- Short exercise
Comb the records below for the string "text" and copy each line where it turns up.

* begin Task material *

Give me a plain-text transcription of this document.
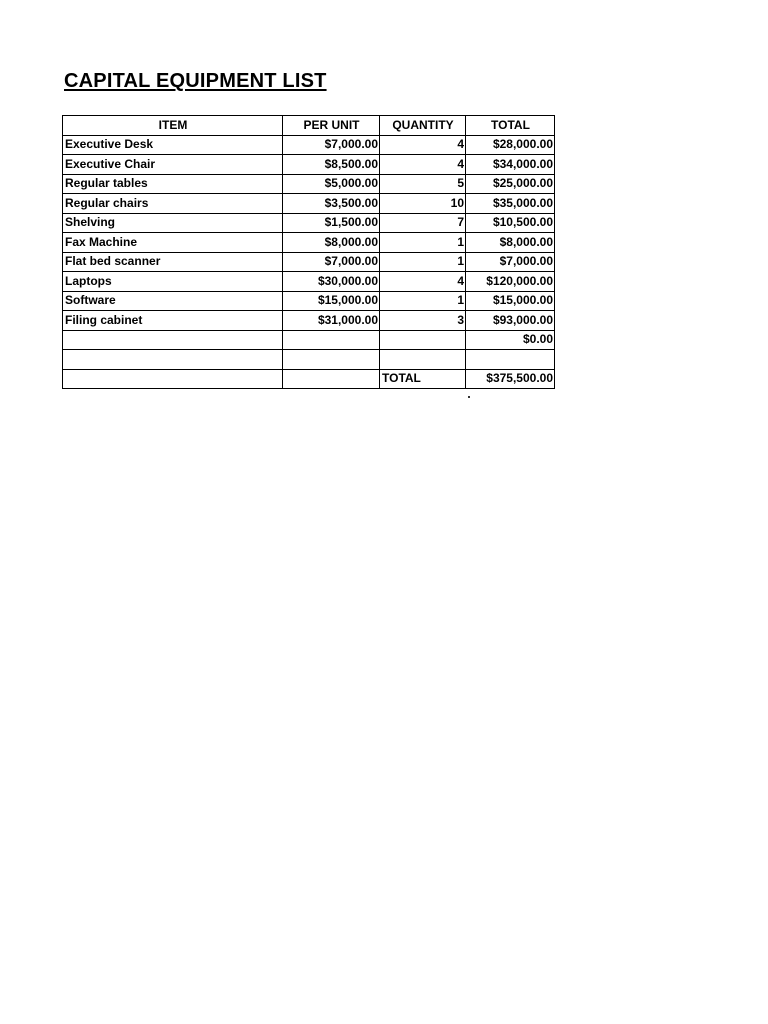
CAPITAL EQUIPMENT LIST
ITEM	PER UNIT	QUANTITY	TOTAL
Executive Desk	$7,000.00	4	$28,000.00
Executive Chair	$8,500.00	4	$34,000.00
Regular tables	$5,000.00	5	$25,000.00
Regular chairs	$3,500.00	10	$35,000.00
Shelving	$1,500.00	7	$10,500.00
Fax Machine	$8,000.00	1	$8,000.00
Flat bed scanner	$7,000.00	1	$7,000.00
Laptops	$30,000.00	4	$120,000.00
Software	$15,000.00	1	$15,000.00
Filing cabinet	$31,000.00	3	$93,000.00
			$0.00

		TOTAL	$375,500.00
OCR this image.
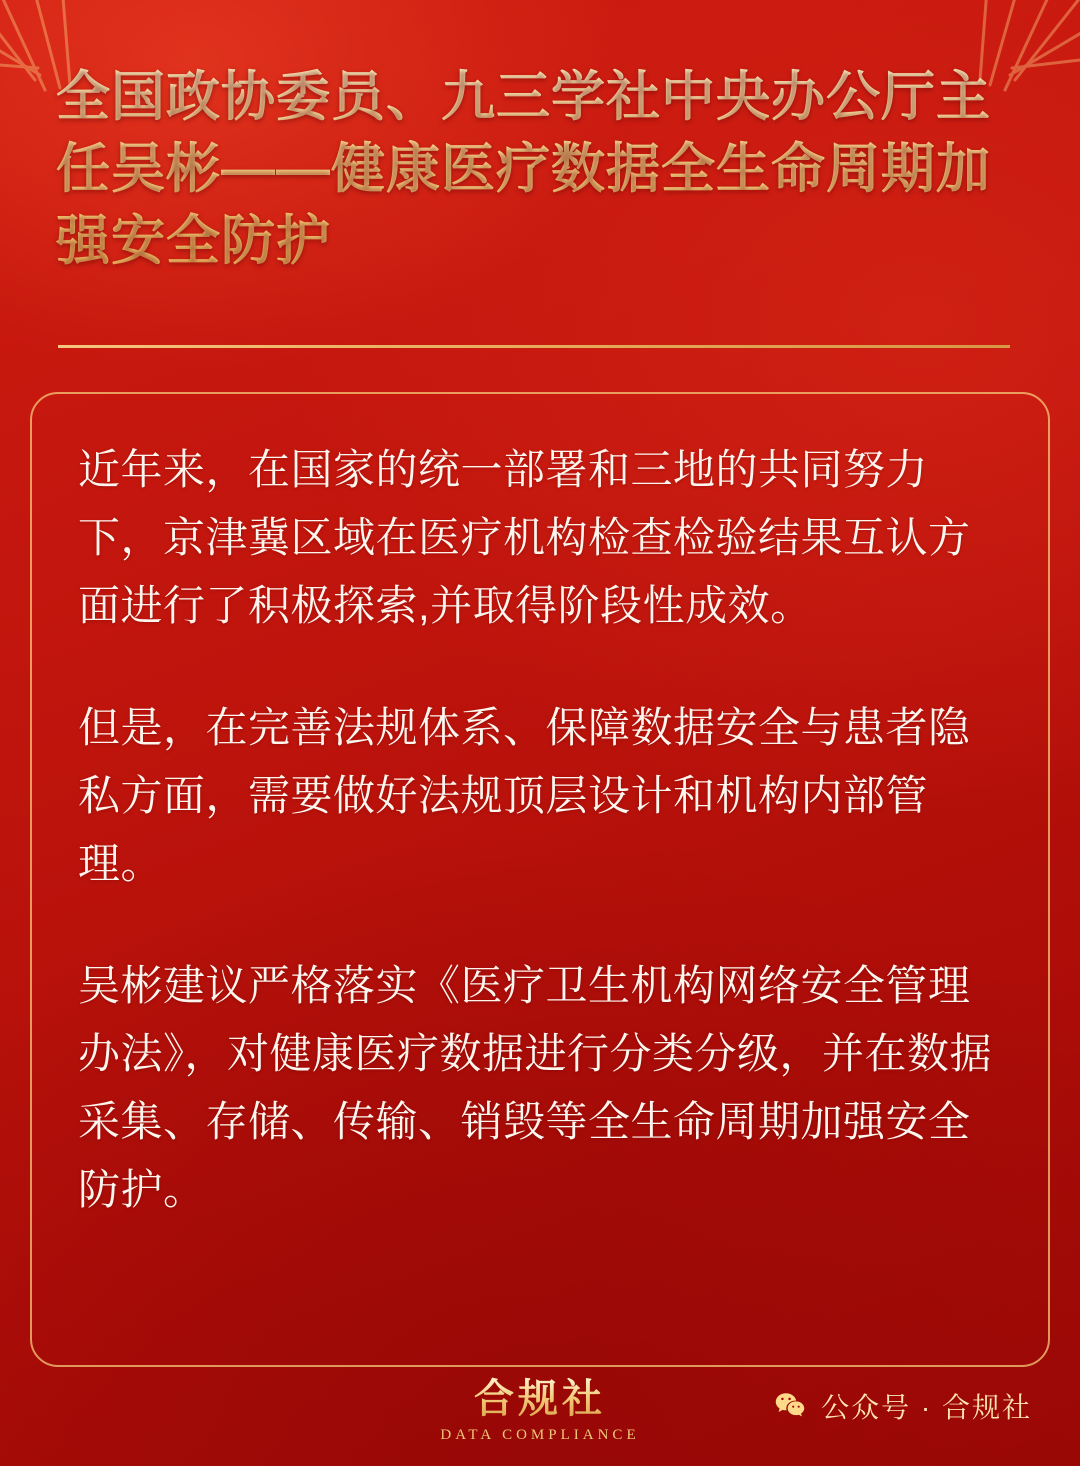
全国政协委员、九三学社中央办公厅主任吴彬——健康医疗数据全生命周期加强安全防护

近年来，在国家的统一部署和三地的共同努力下，京津冀区域在医疗机构检查检验结果互认方面进行了积极探索,并取得阶段性成效。

但是，在完善法规体系、保障数据安全与患者隐私方面，需要做好法规顶层设计和机构内部管理。

吴彬建议严格落实《医疗卫生机构网络安全管理办法》，对健康医疗数据进行分类分级，并在数据采集、存储、传输、销毁等全生命周期加强安全防护。

合规社
DATA COMPLIANCE
公众号 · 合规社
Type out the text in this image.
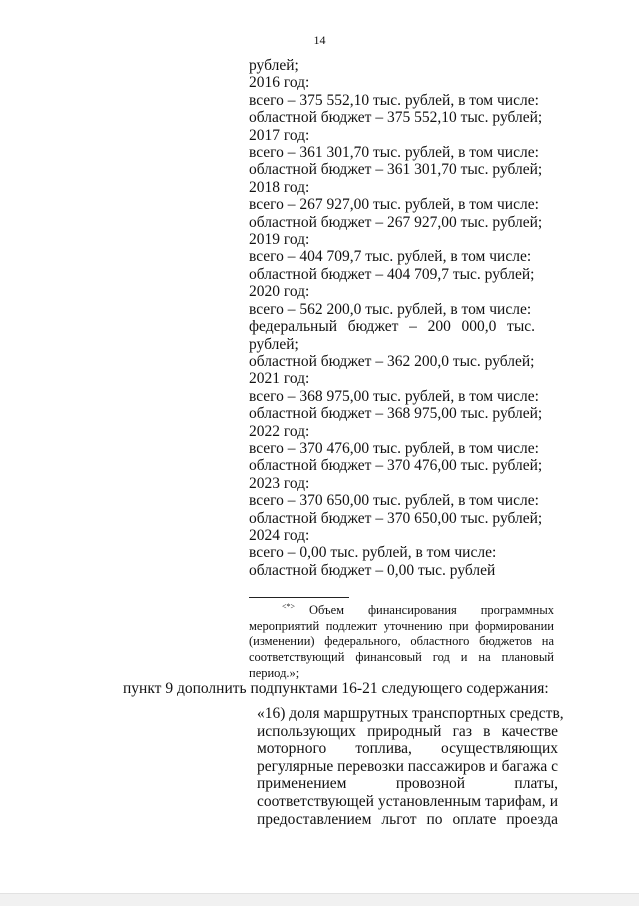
14
рублей;
2016 год:
всего – 375 552,10 тыс. рублей, в том числе:
областной бюджет – 375 552,10 тыс. рублей;
2017 год:
всего – 361 301,70 тыс. рублей, в том числе:
областной бюджет – 361 301,70 тыс. рублей;
2018 год:
всего – 267 927,00 тыс. рублей, в том числе:
областной бюджет – 267 927,00 тыс. рублей;
2019 год:
всего – 404 709,7 тыс. рублей, в том числе:
областной бюджет – 404 709,7 тыс. рублей;
2020 год:
всего – 562 200,0 тыс. рублей, в том числе:
федеральный бюджет – 200 000,0 тыс.
рублей;
областной бюджет – 362 200,0 тыс. рублей;
2021 год:
всего – 368 975,00 тыс. рублей, в том числе:
областной бюджет – 368 975,00 тыс. рублей;
2022 год:
всего – 370 476,00 тыс. рублей, в том числе:
областной бюджет – 370 476,00 тыс. рублей;
2023 год:
всего – 370 650,00 тыс. рублей, в том числе:
областной бюджет – 370 650,00 тыс. рублей;
2024 год:
всего – 0,00 тыс. рублей, в том числе:
областной бюджет – 0,00 тыс. рублей
<*> Объем финансирования программных мероприятий подлежит уточнению при формировании (изменении) федерального, областного бюджетов на соответствующий финансовый год и на плановый период.»;
пункт 9 дополнить подпунктами 16-21 следующего содержания:
«16) доля маршрутных транспортных средств,
использующих природный газ в качестве
моторного топлива, осуществляющих
регулярные перевозки пассажиров и багажа с
применением провозной платы,
соответствующей установленным тарифам, и
предоставлением льгот по оплате проезда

* end Task material *

- Solution
Give me a plain-text transcription of this document.
Type out the text in this image.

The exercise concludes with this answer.